* OBJECTIVE:
In the records below, find each line containing the word "made" and copy it.

(Dataset items)
↓↓↓

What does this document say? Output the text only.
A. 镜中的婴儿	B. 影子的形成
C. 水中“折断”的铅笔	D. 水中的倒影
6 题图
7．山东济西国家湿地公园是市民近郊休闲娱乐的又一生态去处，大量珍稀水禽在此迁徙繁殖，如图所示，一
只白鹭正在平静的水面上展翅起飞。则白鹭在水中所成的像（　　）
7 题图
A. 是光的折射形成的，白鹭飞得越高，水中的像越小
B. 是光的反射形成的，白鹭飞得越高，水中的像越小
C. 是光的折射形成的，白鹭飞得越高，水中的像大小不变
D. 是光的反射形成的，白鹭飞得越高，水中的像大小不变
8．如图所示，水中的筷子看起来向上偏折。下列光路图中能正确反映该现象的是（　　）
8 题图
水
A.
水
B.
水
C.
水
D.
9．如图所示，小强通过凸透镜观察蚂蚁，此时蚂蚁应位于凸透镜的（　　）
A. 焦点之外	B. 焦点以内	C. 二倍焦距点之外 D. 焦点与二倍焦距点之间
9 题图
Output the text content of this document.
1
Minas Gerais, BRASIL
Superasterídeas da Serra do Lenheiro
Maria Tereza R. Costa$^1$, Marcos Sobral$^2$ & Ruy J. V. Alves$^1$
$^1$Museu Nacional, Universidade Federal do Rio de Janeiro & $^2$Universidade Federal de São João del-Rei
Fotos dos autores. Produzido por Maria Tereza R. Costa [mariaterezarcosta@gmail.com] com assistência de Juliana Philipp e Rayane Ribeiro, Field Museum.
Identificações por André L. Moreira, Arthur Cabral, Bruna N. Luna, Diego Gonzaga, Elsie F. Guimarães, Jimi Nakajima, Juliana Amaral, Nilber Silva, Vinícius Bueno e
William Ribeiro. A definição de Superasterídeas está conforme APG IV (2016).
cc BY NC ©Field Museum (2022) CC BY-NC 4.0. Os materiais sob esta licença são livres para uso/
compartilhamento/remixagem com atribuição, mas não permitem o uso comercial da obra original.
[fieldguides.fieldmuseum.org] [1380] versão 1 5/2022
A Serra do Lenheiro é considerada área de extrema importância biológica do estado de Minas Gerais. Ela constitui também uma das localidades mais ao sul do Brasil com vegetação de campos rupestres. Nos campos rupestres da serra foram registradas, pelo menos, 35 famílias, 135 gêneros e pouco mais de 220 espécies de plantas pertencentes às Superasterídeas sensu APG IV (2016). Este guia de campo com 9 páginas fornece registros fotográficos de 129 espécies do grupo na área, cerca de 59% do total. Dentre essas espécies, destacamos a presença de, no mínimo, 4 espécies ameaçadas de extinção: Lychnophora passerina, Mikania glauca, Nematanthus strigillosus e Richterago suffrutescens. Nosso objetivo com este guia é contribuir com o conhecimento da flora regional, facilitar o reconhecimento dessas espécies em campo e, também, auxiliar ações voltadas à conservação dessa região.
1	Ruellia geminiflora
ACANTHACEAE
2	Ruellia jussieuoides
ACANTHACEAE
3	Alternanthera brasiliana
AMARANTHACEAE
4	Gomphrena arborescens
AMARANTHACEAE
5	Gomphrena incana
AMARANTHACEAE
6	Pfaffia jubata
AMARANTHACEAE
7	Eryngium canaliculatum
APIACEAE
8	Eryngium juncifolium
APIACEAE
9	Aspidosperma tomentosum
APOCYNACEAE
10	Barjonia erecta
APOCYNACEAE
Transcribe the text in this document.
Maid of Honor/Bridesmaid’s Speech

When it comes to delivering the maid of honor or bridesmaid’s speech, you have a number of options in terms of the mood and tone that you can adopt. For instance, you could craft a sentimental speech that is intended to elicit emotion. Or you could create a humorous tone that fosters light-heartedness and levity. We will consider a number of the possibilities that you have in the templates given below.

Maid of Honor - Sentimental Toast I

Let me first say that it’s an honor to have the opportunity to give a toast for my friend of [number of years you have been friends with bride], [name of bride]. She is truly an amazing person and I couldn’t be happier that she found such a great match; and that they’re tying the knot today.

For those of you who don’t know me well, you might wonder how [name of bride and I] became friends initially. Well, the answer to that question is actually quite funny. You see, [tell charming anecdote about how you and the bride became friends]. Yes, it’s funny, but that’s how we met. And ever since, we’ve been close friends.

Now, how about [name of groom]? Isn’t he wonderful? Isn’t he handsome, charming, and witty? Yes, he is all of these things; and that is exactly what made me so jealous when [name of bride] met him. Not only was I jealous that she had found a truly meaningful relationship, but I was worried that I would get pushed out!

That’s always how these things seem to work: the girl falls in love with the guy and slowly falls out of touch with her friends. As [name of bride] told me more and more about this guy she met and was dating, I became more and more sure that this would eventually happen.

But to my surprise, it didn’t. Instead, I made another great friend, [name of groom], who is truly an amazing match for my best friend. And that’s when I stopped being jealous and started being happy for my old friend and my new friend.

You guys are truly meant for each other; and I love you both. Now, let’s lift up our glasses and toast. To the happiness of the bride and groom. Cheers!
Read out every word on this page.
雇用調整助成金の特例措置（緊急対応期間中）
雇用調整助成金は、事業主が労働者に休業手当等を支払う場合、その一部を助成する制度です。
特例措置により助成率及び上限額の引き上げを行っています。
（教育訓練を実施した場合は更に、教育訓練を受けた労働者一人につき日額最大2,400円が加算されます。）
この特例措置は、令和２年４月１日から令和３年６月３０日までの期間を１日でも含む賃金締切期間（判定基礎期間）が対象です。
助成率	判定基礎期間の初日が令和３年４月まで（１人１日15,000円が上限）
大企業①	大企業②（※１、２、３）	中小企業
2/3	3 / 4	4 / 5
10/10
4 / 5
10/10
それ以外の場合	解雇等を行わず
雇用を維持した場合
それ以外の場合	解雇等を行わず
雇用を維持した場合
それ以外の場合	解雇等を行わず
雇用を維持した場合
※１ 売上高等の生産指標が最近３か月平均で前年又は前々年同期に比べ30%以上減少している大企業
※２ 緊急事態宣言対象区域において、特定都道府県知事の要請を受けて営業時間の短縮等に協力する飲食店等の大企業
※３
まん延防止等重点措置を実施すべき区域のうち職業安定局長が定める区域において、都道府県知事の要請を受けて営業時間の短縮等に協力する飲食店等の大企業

↑↑↑

* RESPONSE TO THE TASK:
Now, how about [name of groom]? Isn’t he wonderful? Isn’t he handsome, charming, and witty? Yes, he is all of these things; and that is exactly what made me so jealous when [name of bride] met him. Not only was I jealous that she had found a truly meaningful relationship, but I was worried that I would get pushed out!
But to my surprise, it didn’t. Instead, I made another great friend, [name of groom], who is truly an amazing match for my best friend. And that’s when I stopped being jealous and started being happy for my old friend and my new friend.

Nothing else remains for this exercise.